(Data entries)
════════════════
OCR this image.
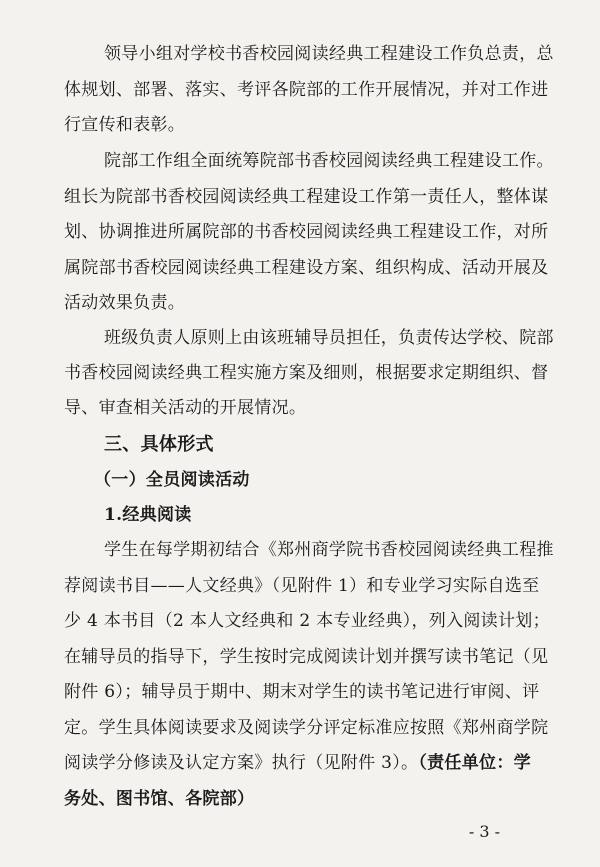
领导小组对学校书香校园阅读经典工程建设工作负总责，总
体规划、部署、落实、考评各院部的工作开展情况，并对工作进
行宣传和表彰。
院部工作组全面统筹院部书香校园阅读经典工程建设工作。
组长为院部书香校园阅读经典工程建设工作第一责任人，整体谋
划、协调推进所属院部的书香校园阅读经典工程建设工作，对所
属院部书香校园阅读经典工程建设方案、组织构成、活动开展及
活动效果负责。
班级负责人原则上由该班辅导员担任，负责传达学校、院部
书香校园阅读经典工程实施方案及细则，根据要求定期组织、督
导、审查相关活动的开展情况。
三、具体形式
（一）全员阅读活动
1.经典阅读
学生在每学期初结合《郑州商学院书香校园阅读经典工程推
荐阅读书目——人文经典》（见附件 1）和专业学习实际自选至
少 4 本书目（2 本人文经典和 2 本专业经典），列入阅读计划；
在辅导员的指导下，学生按时完成阅读计划并撰写读书笔记（见
附件 6）；辅导员于期中、期末对学生的读书笔记进行审阅、评
定。学生具体阅读要求及阅读学分评定标准应按照《郑州商学院
阅读学分修读及认定方案》执行（见附件 3）。（责任单位：学
务处、图书馆、各院部）
- 3 -
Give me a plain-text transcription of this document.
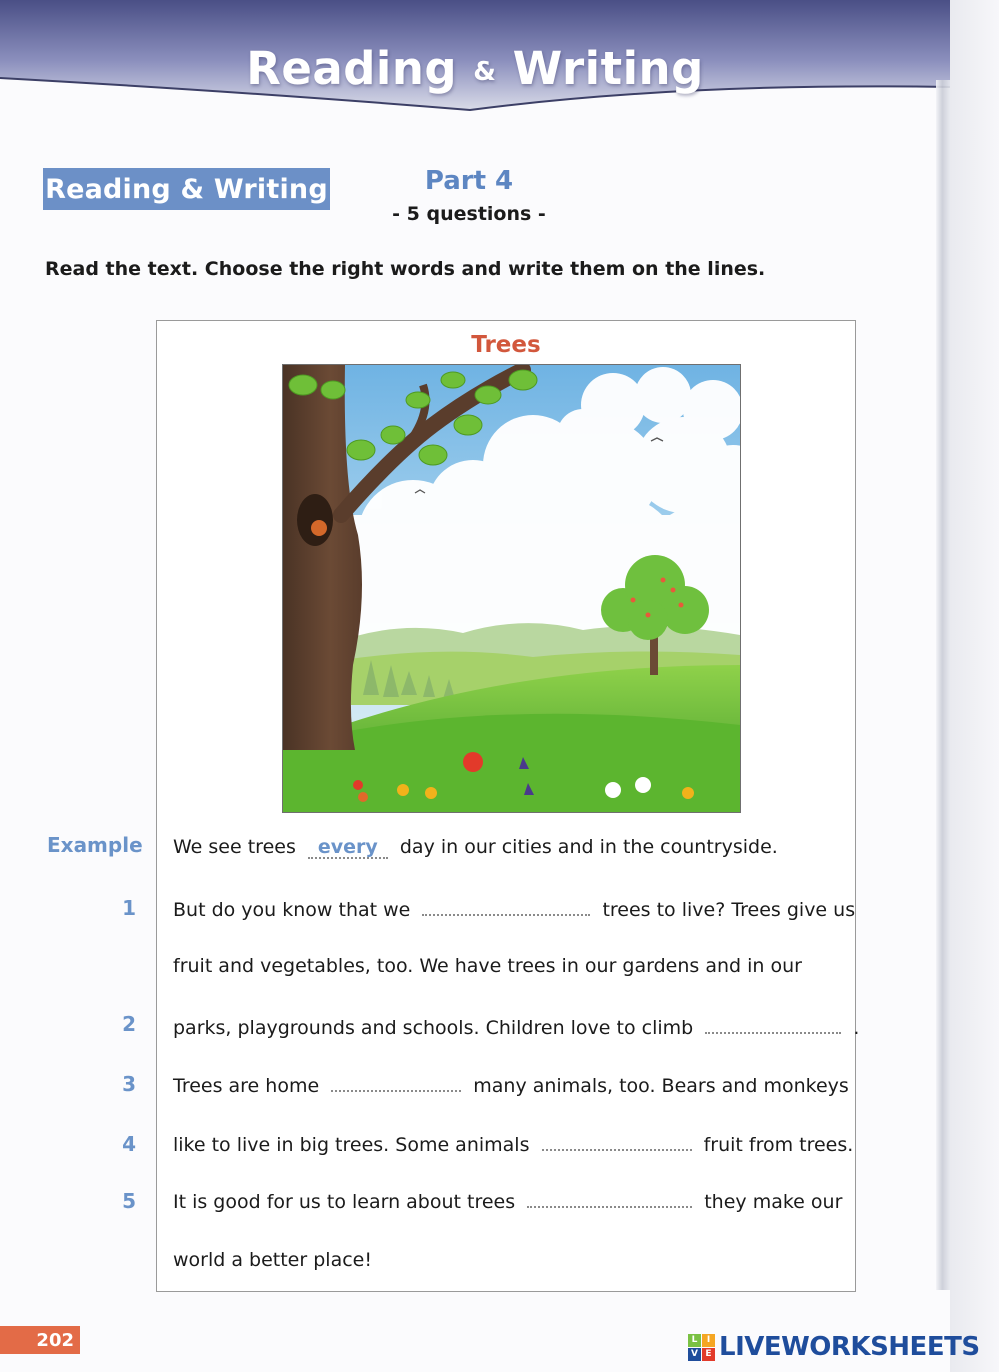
Reading & Writing
Reading & Writing	Part 4
- 5 questions -
Read the text. Choose the right words and write them on the lines.
Trees
Example We see trees every day in our cities and in the countryside.
1 But do you know that we	trees to live? Trees give us
fruit and vegetables, too. We have trees in our gardens and in our
2 parks, playgrounds and schools. Children love to climb	.
3 Trees are home	many animals, too. Bears and monkeys
4 like to live in big trees. Some animals	fruit from trees.
5 It is good for us to learn about trees	they make our
world a better place!
202	L	I
V E LIVEWORKSHEETS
════════════════
What is needed - The listing above must be printed again exactly, minus its pictures.

Output of the task -
OCR this image.
领导小组对学校书香校园阅读经典工程建设工作负总责，总
体规划、部署、落实、考评各院部的工作开展情况，并对工作进
行宣传和表彰。
院部工作组全面统筹院部书香校园阅读经典工程建设工作。
组长为院部书香校园阅读经典工程建设工作第一责任人，整体谋
划、协调推进所属院部的书香校园阅读经典工程建设工作，对所
属院部书香校园阅读经典工程建设方案、组织构成、活动开展及
活动效果负责。
班级负责人原则上由该班辅导员担任，负责传达学校、院部
书香校园阅读经典工程实施方案及细则，根据要求定期组织、督
导、审查相关活动的开展情况。
三、具体形式
（一）全员阅读活动
1.经典阅读
学生在每学期初结合《郑州商学院书香校园阅读经典工程推
荐阅读书目——人文经典》（见附件 1）和专业学习实际自选至
少 4 本书目（2 本人文经典和 2 本专业经典），列入阅读计划；
在辅导员的指导下，学生按时完成阅读计划并撰写读书笔记（见
附件 6）；辅导员于期中、期末对学生的读书笔记进行审阅、评
定。学生具体阅读要求及阅读学分评定标准应按照《郑州商学院
阅读学分修读及认定方案》执行（见附件 3）。（责任单位：学
务处、图书馆、各院部）
- 3 -
Give me a plain-text transcription of this document.
Reading & Writing
Reading & Writing	Part 4
- 5 questions -
Read the text. Choose the right words and write them on the lines.
Trees
Example We see trees every day in our cities and in the countryside.
1 But do you know that we	trees to live? Trees give us
fruit and vegetables, too. We have trees in our gardens and in our
2 parks, playgrounds and schools. Children love to climb	.
3 Trees are home	many animals, too. Bears and monkeys
4 like to live in big trees. Some animals	fruit from trees.
5 It is good for us to learn about trees	they make our
world a better place!
202	L	I
V E LIVEWORKSHEETS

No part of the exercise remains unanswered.